All of the lines below are to be printed again exactly; images are excluded from the output.

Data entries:
--- --- ---
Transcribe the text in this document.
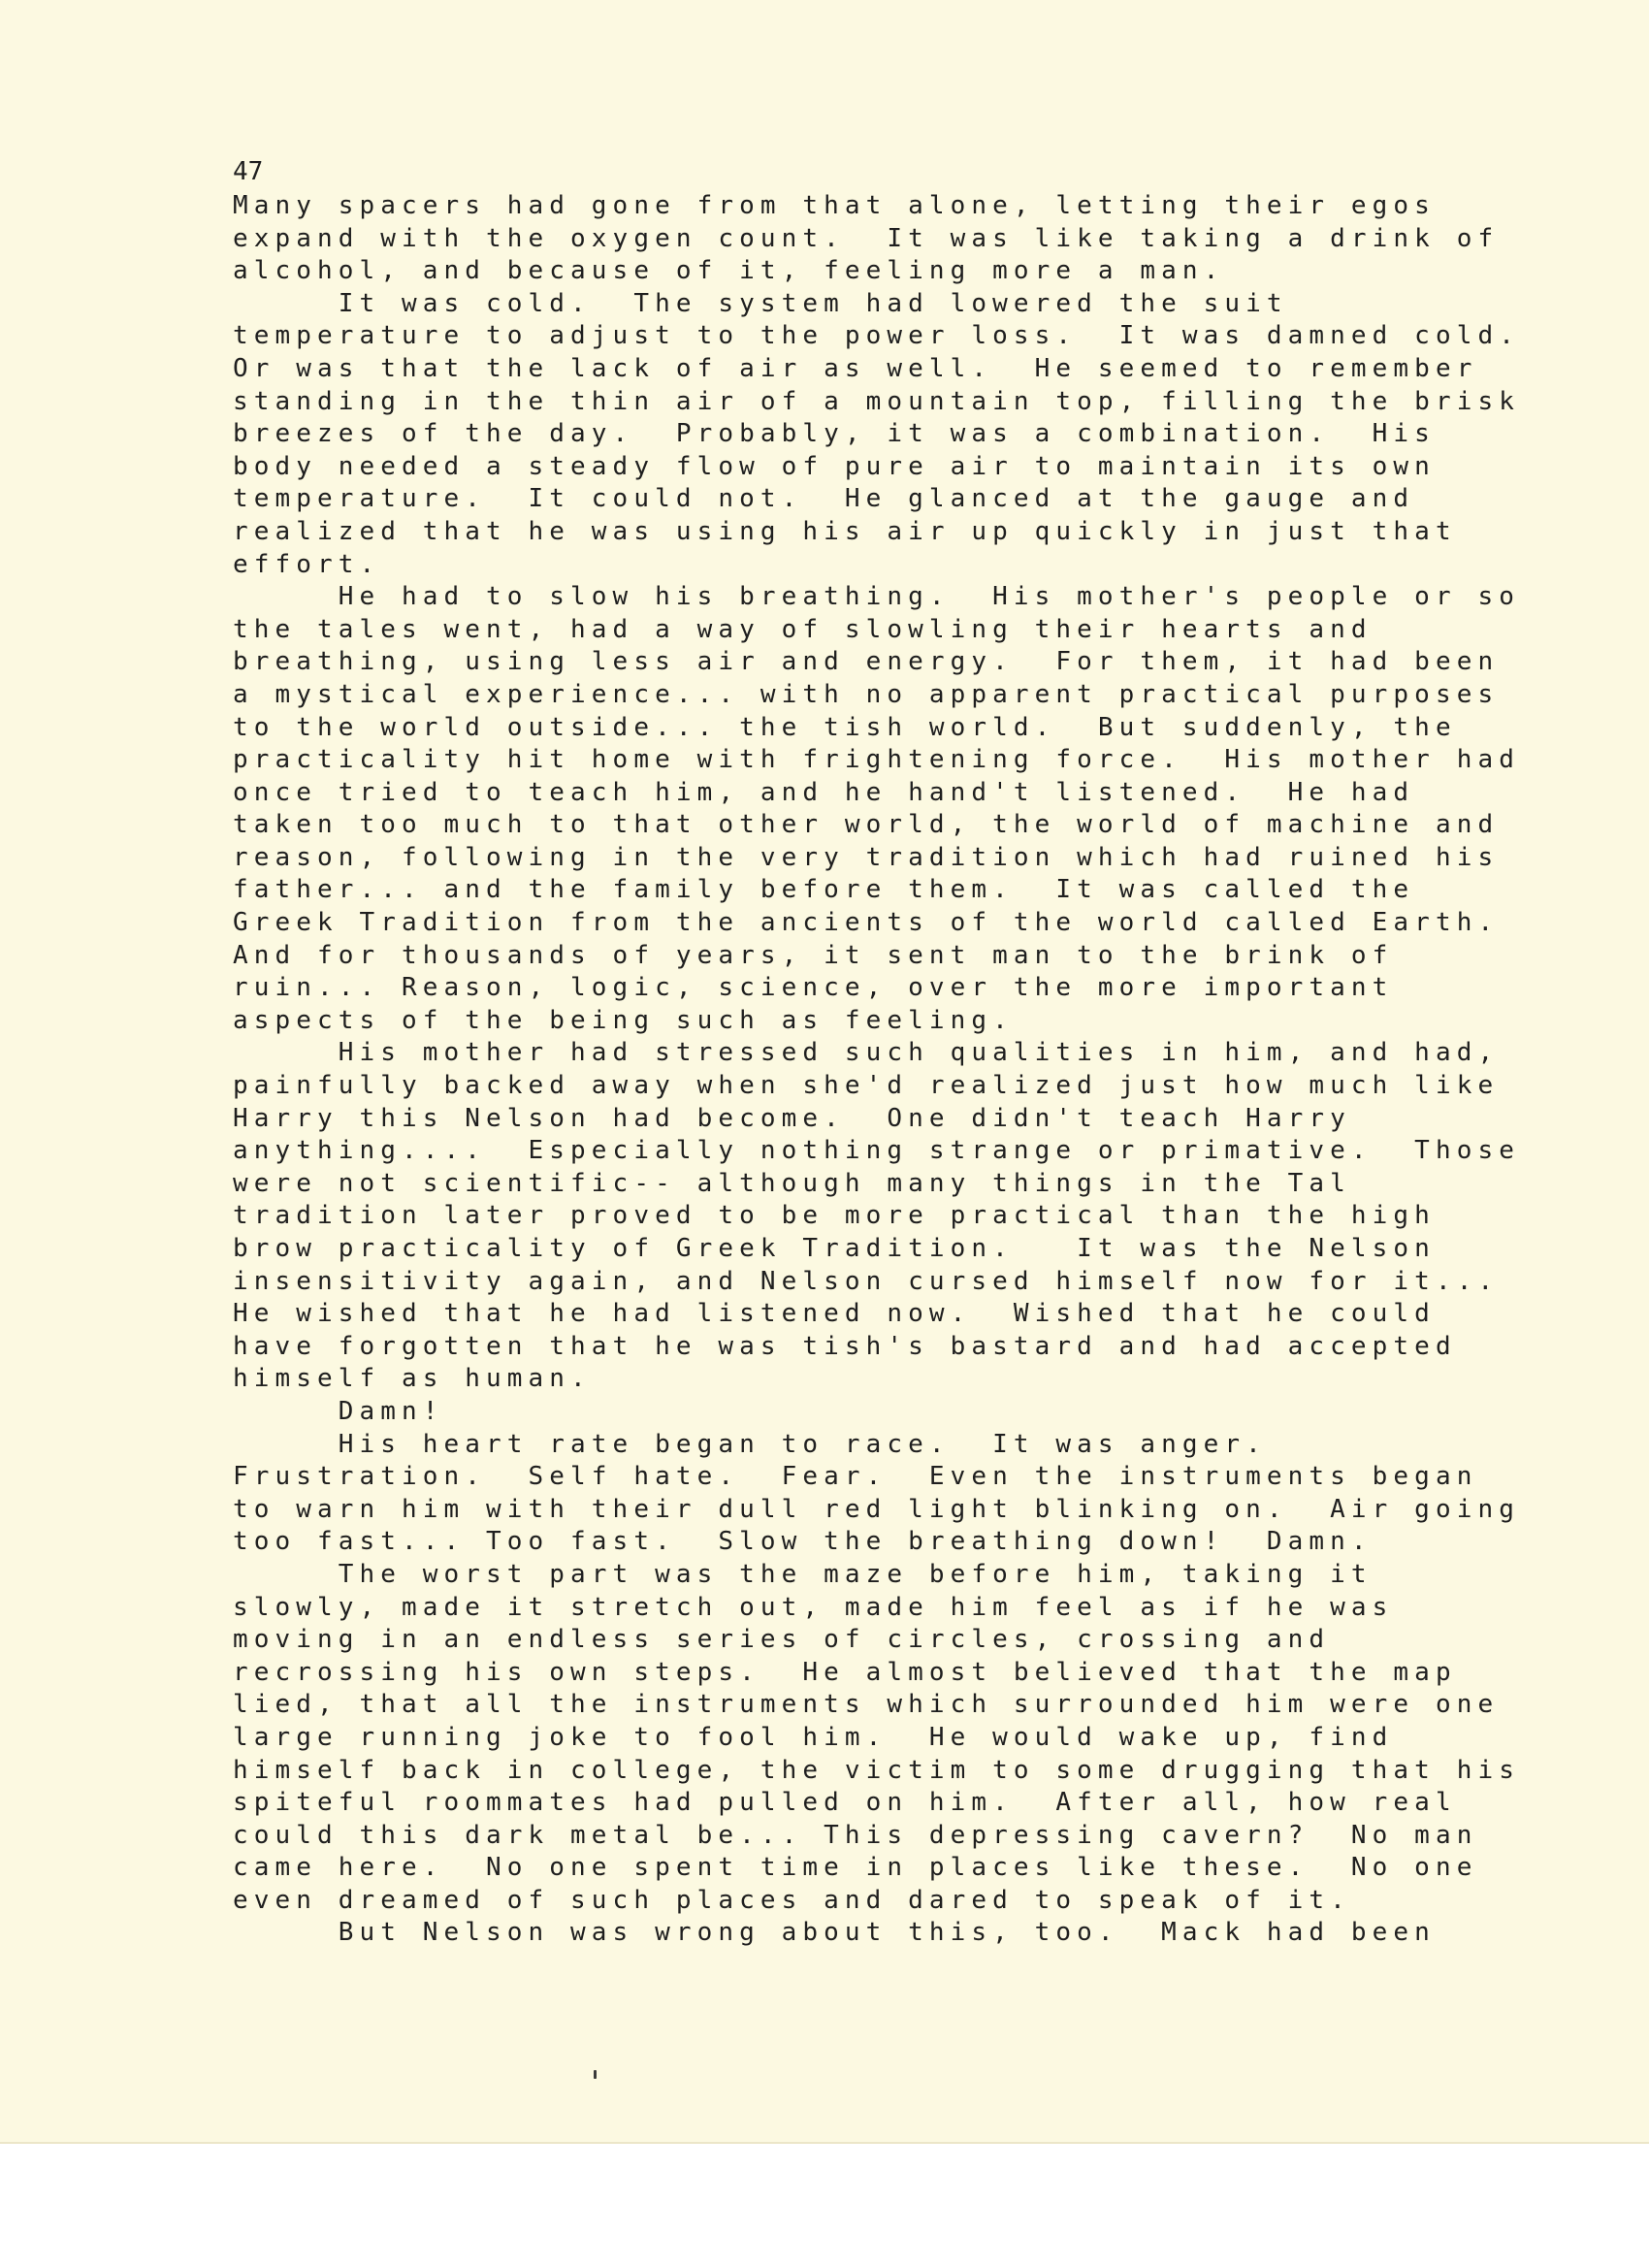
47

Many spacers had gone from that alone, letting their egos
expand with the oxygen count.  It was like taking a drink of
alcohol, and because of it, feeling more a man.
It was cold.  The system had lowered the suit
temperature to adjust to the power loss.  It was damned cold.
Or was that the lack of air as well.  He seemed to remember
standing in the thin air of a mountain top, filling the brisk
breezes of the day.  Probably, it was a combination.  His
body needed a steady flow of pure air to maintain its own
temperature.  It could not.  He glanced at the gauge and
realized that he was using his air up quickly in just that
effort.
He had to slow his breathing.  His mother's people or so
the tales went, had a way of slowling their hearts and
breathing, using less air and energy.  For them, it had been
a mystical experience... with no apparent practical purposes
to the world outside... the tish world.  But suddenly, the
practicality hit home with frightening force.  His mother had
once tried to teach him, and he hand't listened.  He had
taken too much to that other world, the world of machine and
reason, following in the very tradition which had ruined his
father... and the family before them.  It was called the
Greek Tradition from the ancients of the world called Earth.
And for thousands of years, it sent man to the brink of
ruin... Reason, logic, science, over the more important
aspects of the being such as feeling.
His mother had stressed such qualities in him, and had,
painfully backed away when she'd realized just how much like
Harry this Nelson had become.  One didn't teach Harry
anything....  Especially nothing strange or primative.  Those
were not scientific-- although many things in the Tal
tradition later proved to be more practical than the high
brow practicality of Greek Tradition.   It was the Nelson
insensitivity again, and Nelson cursed himself now for it...
He wished that he had listened now.  Wished that he could
have forgotten that he was tish's bastard and had accepted
himself as human.
Damn!
His heart rate began to race.  It was anger.
Frustration.  Self hate.  Fear.  Even the instruments began
to warn him with their dull red light blinking on.  Air going
too fast... Too fast.  Slow the breathing down!  Damn.
The worst part was the maze before him, taking it
slowly, made it stretch out, made him feel as if he was
moving in an endless series of circles, crossing and
recrossing his own steps.  He almost believed that the map
lied, that all the instruments which surrounded him were one
large running joke to fool him.  He would wake up, find
himself back in college, the victim to some drugging that his
spiteful roommates had pulled on him.  After all, how real
could this dark metal be... This depressing cavern?  No man
came here.  No one spent time in places like these.  No one
even dreamed of such places and dared to speak of it.
But Nelson was wrong about this, too.  Mack had been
--- --- ---
• **Final result**:
Transcribe the text in this document.
47

Many spacers had gone from that alone, letting their egos
expand with the oxygen count.  It was like taking a drink of
alcohol, and because of it, feeling more a man.
It was cold.  The system had lowered the suit
temperature to adjust to the power loss.  It was damned cold.
Or was that the lack of air as well.  He seemed to remember
standing in the thin air of a mountain top, filling the brisk
breezes of the day.  Probably, it was a combination.  His
body needed a steady flow of pure air to maintain its own
temperature.  It could not.  He glanced at the gauge and
realized that he was using his air up quickly in just that
effort.
He had to slow his breathing.  His mother's people or so
the tales went, had a way of slowling their hearts and
breathing, using less air and energy.  For them, it had been
a mystical experience... with no apparent practical purposes
to the world outside... the tish world.  But suddenly, the
practicality hit home with frightening force.  His mother had
once tried to teach him, and he hand't listened.  He had
taken too much to that other world, the world of machine and
reason, following in the very tradition which had ruined his
father... and the family before them.  It was called the
Greek Tradition from the ancients of the world called Earth.
And for thousands of years, it sent man to the brink of
ruin... Reason, logic, science, over the more important
aspects of the being such as feeling.
His mother had stressed such qualities in him, and had,
painfully backed away when she'd realized just how much like
Harry this Nelson had become.  One didn't teach Harry
anything....  Especially nothing strange or primative.  Those
were not scientific-- although many things in the Tal
tradition later proved to be more practical than the high
brow practicality of Greek Tradition.   It was the Nelson
insensitivity again, and Nelson cursed himself now for it...
He wished that he had listened now.  Wished that he could
have forgotten that he was tish's bastard and had accepted
himself as human.
Damn!
His heart rate began to race.  It was anger.
Frustration.  Self hate.  Fear.  Even the instruments began
to warn him with their dull red light blinking on.  Air going
too fast... Too fast.  Slow the breathing down!  Damn.
The worst part was the maze before him, taking it
slowly, made it stretch out, made him feel as if he was
moving in an endless series of circles, crossing and
recrossing his own steps.  He almost believed that the map
lied, that all the instruments which surrounded him were one
large running joke to fool him.  He would wake up, find
himself back in college, the victim to some drugging that his
spiteful roommates had pulled on him.  After all, how real
could this dark metal be... This depressing cavern?  No man
came here.  No one spent time in places like these.  No one
even dreamed of such places and dared to speak of it.
But Nelson was wrong about this, too.  Mack had been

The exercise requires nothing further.